◆ Exercise data:
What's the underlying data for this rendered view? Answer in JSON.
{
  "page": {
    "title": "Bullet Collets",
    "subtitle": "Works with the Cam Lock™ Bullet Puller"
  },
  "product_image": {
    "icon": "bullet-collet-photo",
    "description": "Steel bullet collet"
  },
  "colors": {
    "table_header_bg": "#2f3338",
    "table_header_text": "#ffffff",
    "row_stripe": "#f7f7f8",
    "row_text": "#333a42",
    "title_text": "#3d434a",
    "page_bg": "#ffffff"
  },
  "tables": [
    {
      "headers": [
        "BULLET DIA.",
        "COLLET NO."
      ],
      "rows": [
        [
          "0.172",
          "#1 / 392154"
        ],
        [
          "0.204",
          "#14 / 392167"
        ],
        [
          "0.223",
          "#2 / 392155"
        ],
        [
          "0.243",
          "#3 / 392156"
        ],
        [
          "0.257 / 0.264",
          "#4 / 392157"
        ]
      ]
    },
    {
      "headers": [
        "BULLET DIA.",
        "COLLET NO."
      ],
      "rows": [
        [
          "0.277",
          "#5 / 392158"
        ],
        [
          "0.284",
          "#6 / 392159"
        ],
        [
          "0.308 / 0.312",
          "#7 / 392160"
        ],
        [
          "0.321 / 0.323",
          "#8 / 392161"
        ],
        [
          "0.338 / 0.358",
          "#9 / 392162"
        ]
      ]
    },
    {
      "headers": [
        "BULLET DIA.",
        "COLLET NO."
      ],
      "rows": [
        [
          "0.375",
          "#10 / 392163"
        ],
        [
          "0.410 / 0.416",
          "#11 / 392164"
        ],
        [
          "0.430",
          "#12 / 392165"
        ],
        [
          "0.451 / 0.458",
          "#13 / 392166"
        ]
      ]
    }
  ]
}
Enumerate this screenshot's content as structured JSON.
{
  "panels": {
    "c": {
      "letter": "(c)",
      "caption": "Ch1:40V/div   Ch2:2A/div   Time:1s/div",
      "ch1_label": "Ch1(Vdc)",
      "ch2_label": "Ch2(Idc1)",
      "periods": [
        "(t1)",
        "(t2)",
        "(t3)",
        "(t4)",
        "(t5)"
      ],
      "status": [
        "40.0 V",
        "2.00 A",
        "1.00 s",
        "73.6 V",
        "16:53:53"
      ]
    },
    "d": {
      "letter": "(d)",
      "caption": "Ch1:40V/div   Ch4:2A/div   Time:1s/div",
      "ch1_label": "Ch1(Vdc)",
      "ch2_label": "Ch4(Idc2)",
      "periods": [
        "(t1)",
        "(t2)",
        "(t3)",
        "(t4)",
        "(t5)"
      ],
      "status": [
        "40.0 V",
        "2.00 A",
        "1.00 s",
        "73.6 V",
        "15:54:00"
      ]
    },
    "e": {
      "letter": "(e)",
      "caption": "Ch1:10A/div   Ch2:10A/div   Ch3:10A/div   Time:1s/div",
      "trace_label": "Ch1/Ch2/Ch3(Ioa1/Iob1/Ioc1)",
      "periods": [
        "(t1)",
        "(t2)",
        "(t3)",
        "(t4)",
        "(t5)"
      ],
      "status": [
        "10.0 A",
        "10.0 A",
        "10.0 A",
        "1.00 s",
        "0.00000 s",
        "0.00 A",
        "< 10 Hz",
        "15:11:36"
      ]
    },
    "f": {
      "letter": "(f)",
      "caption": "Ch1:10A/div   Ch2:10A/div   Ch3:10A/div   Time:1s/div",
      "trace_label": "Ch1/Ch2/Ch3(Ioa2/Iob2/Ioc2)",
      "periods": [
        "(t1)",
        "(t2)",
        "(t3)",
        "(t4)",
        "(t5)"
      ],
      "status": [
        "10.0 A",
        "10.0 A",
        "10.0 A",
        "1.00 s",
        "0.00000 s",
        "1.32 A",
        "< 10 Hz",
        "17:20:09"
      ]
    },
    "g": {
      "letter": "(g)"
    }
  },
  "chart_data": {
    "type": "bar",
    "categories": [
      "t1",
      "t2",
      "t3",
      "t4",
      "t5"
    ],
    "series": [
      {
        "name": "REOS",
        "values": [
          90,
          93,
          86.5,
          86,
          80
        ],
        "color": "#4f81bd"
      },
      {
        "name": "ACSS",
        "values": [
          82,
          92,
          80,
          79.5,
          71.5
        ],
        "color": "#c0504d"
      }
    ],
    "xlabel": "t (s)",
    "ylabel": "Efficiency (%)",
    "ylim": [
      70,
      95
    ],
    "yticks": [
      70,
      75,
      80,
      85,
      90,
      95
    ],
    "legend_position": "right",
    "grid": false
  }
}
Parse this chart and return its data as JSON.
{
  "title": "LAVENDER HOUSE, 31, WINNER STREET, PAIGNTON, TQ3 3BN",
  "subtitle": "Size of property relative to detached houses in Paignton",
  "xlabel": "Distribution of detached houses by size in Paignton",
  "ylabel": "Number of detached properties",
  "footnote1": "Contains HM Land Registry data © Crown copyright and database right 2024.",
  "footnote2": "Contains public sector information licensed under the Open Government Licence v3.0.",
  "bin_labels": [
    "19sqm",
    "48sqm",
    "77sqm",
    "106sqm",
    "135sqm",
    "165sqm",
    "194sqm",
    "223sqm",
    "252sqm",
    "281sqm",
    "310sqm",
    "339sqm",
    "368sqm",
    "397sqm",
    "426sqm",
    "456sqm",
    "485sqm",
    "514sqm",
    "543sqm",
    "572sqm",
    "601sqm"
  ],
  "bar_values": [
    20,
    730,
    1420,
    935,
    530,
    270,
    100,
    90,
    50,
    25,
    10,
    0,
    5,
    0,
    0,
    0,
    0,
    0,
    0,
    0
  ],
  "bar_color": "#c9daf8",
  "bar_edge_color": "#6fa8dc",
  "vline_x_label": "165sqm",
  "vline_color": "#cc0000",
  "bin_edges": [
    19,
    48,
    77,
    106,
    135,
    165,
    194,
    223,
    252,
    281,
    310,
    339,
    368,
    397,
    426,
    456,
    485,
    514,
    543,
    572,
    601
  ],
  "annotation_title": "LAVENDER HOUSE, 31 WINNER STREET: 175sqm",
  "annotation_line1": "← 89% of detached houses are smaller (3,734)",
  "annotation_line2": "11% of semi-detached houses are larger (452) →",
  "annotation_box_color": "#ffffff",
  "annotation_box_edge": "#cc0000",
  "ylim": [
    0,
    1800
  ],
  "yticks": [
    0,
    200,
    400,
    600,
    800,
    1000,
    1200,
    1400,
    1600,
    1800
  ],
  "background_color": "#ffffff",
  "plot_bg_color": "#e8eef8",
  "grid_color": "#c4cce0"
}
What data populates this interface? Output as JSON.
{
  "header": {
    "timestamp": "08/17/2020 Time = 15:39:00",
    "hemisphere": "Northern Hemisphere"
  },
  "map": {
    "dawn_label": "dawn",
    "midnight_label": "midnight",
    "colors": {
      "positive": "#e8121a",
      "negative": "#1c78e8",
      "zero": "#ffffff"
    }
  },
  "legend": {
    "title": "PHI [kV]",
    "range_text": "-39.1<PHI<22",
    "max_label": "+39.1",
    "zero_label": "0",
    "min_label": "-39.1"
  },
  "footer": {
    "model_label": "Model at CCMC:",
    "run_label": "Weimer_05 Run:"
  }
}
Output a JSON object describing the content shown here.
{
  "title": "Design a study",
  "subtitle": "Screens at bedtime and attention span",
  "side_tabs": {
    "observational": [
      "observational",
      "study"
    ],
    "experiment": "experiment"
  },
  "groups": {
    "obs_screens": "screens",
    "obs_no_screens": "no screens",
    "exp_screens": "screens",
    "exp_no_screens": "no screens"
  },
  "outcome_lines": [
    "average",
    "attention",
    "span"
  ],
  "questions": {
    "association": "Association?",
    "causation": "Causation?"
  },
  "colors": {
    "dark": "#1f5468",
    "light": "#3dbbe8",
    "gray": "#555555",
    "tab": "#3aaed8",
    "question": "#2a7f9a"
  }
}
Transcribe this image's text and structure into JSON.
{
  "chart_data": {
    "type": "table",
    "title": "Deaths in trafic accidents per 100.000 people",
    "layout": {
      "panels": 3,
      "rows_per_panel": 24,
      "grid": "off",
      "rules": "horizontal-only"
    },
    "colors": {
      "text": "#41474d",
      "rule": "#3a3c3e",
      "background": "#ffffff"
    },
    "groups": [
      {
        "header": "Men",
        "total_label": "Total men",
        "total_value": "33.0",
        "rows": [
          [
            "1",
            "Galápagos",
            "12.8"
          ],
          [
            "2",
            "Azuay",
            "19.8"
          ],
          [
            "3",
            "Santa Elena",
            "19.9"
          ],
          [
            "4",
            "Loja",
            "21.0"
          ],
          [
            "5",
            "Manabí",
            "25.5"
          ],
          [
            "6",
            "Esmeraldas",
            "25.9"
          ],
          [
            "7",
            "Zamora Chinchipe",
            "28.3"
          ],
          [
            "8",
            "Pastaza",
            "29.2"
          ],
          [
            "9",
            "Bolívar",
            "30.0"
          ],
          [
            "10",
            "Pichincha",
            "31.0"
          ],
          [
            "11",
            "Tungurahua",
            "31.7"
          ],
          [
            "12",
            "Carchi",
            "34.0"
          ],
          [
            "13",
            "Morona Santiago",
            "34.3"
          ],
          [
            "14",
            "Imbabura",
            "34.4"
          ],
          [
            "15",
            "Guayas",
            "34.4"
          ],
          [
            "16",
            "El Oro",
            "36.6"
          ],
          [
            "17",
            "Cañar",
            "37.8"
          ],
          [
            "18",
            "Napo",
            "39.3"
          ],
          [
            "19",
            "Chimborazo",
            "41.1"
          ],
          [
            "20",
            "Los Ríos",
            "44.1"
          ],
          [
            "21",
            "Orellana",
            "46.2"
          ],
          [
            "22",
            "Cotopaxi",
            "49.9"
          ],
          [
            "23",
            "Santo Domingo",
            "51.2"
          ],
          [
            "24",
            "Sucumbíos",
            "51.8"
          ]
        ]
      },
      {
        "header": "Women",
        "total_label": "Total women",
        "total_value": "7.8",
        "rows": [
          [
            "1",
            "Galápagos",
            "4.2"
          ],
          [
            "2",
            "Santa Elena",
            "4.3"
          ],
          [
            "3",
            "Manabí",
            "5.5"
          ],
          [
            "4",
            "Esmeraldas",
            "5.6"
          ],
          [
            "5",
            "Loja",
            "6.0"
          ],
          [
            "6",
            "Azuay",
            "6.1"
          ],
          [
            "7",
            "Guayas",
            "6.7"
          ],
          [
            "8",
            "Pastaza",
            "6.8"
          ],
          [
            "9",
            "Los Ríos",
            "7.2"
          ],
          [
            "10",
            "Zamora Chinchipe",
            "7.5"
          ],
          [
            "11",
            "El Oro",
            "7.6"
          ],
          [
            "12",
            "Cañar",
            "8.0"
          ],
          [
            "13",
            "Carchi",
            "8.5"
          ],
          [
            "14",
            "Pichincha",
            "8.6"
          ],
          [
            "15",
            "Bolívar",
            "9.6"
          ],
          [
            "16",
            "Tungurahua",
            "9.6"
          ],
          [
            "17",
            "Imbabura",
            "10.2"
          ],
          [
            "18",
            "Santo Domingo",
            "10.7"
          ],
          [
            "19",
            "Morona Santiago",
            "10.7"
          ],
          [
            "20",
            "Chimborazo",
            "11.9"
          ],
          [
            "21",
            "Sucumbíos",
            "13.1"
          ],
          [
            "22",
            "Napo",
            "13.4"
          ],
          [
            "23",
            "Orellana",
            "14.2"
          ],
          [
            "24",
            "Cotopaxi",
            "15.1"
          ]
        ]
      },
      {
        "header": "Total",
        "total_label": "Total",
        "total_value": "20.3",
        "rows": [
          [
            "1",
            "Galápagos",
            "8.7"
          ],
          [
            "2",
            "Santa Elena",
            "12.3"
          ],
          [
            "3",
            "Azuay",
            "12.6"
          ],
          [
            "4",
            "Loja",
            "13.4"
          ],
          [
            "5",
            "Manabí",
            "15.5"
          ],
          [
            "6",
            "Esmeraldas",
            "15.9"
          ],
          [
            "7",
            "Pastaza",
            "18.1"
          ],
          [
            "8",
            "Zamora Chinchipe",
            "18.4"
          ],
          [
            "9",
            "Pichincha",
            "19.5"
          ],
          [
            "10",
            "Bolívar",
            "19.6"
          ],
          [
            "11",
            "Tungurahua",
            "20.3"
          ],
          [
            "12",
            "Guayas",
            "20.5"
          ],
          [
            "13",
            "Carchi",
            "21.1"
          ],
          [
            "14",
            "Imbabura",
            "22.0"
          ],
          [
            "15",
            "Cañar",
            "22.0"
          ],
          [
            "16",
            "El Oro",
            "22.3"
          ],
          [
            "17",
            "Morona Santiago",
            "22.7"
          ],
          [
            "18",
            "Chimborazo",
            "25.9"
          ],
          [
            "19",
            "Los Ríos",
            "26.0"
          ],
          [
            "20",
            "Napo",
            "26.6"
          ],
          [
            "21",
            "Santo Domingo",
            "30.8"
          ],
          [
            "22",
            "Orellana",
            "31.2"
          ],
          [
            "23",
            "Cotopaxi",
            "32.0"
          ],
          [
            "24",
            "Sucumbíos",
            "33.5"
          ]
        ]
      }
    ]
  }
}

◆ Set task:
Give only the number of lines in the data that hold the string "JSON".

◆ Result:
6